▶ **Extrait du document**
ENERGIE – L’Etat fixe un objectif d’achat maximal du kilowattheure à 8,5 cents auprès des opérateurs privés dans le solaire

Pour des perspectives nettement plus compétitives. Alors que le coût de revient du kilowattheure produit par les centrales thermiques excède généralement les 20 cents, l’État mise sur le solaire pour avoir un coût de production bien inférieur. L’objectif fixé par les autorités est d’atteindre un tarif d’achat maximal de 8,5 cents auprès des opérateurs privés dans ce secteur, mobilisés ce jeudi.

 

Pour le ministre de l’Energie et des hydrocarbures, Radonirina Rabearimanga, ce passage de 20 cents à 8,5 cents représente un levier stratégique majeur pour permettre à la Jirama d’alléger de manière significative ses charges opérationnelles liées à la production d’énergie. La priorité actuelle de la compagnie nationale étant le rétablissement de son équilibre financier.

 

En réduisant drastiquement le coût de production, en passant d’un thermique onéreux à un mix solaire optimisé, la Jirama s’engage sur la voie de sa viabilité économique. “Une fois cet équilibre atteint, une révision des tarifs appliqués aux consommateurs finaux pourra être envisagée”, lance le ministre Radonirina Rabearimanga. Cette transition s’opère toutefois par étapes, avec pour objectif ultime de répondre rapidement à la demande croissante de la population et de garantir un accès universel à l’énergie, explique-t-il.

▶ **Consignes à suivre**
a: D'après l'extrait, quel tarif d'achat maximal du kilowattheure l'État vise-t-il auprès des opérateurs privés du solaire ?
b: Restituez sans modification tout le passage de l'extrait, de « Pour des perspectives » jusqu'à « mobilisés ce jeudi. ».

▶ **Données extraites**

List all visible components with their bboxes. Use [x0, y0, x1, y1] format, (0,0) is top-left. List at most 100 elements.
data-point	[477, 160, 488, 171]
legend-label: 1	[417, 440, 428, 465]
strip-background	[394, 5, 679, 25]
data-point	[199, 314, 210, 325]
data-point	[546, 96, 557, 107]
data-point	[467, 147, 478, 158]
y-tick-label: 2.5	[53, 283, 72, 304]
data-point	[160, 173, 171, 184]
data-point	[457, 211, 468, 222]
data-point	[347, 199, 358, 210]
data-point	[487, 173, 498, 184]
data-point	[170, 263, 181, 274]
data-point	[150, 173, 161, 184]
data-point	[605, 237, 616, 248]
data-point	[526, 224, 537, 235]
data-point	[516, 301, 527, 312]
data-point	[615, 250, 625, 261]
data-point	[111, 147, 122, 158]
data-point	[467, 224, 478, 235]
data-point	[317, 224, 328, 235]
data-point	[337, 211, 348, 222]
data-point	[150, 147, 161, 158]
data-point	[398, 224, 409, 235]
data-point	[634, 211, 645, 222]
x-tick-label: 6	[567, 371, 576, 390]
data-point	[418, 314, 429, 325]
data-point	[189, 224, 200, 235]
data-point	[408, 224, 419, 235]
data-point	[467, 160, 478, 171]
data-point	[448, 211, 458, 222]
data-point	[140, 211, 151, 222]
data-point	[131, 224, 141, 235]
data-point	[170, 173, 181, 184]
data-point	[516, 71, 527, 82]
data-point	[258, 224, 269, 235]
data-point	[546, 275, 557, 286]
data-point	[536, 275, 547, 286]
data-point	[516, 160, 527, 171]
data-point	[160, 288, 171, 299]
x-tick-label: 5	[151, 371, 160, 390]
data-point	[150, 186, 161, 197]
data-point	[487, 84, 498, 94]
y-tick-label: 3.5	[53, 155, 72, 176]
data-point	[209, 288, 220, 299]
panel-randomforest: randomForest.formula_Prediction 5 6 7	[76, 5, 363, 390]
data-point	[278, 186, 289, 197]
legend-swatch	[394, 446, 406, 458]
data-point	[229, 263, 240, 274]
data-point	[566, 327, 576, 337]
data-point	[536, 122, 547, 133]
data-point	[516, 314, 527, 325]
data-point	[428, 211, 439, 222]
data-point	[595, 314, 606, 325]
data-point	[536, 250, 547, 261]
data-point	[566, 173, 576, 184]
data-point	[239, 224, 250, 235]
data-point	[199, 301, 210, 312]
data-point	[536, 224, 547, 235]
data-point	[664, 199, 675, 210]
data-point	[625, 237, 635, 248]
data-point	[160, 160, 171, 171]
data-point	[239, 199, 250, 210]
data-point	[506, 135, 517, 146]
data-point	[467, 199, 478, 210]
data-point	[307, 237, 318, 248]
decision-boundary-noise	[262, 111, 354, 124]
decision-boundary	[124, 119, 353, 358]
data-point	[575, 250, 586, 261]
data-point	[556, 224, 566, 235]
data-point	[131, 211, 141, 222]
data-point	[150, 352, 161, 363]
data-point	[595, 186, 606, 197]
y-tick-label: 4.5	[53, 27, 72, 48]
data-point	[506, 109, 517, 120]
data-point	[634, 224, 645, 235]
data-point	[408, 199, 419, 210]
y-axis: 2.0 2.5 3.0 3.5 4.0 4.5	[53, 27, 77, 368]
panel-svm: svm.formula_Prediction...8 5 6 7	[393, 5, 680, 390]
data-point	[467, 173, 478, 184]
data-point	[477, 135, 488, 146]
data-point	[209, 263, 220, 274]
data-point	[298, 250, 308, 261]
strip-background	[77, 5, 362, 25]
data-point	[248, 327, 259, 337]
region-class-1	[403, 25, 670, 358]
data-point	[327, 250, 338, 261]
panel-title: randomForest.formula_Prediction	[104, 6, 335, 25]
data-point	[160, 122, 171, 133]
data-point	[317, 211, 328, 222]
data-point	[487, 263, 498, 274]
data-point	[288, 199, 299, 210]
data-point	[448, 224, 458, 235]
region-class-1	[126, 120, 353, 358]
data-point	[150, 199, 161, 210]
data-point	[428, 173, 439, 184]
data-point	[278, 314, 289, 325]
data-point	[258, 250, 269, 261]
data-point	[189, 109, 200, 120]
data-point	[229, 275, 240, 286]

▶ **Réponses par consigne**
a: 8,5 cents.

b:
Pour des perspectives nettement plus compétitives. Alors que le coût de revient du kilowattheure produit par les centrales thermiques excède généralement les 20 cents, l’État mise sur le solaire pour avoir un coût de production bien inférieur. L’objectif fixé par les autorités est d’atteindre un tarif d’achat maximal de 8,5 cents auprès des opérateurs privés dans ce secteur, mobilisés ce jeudi.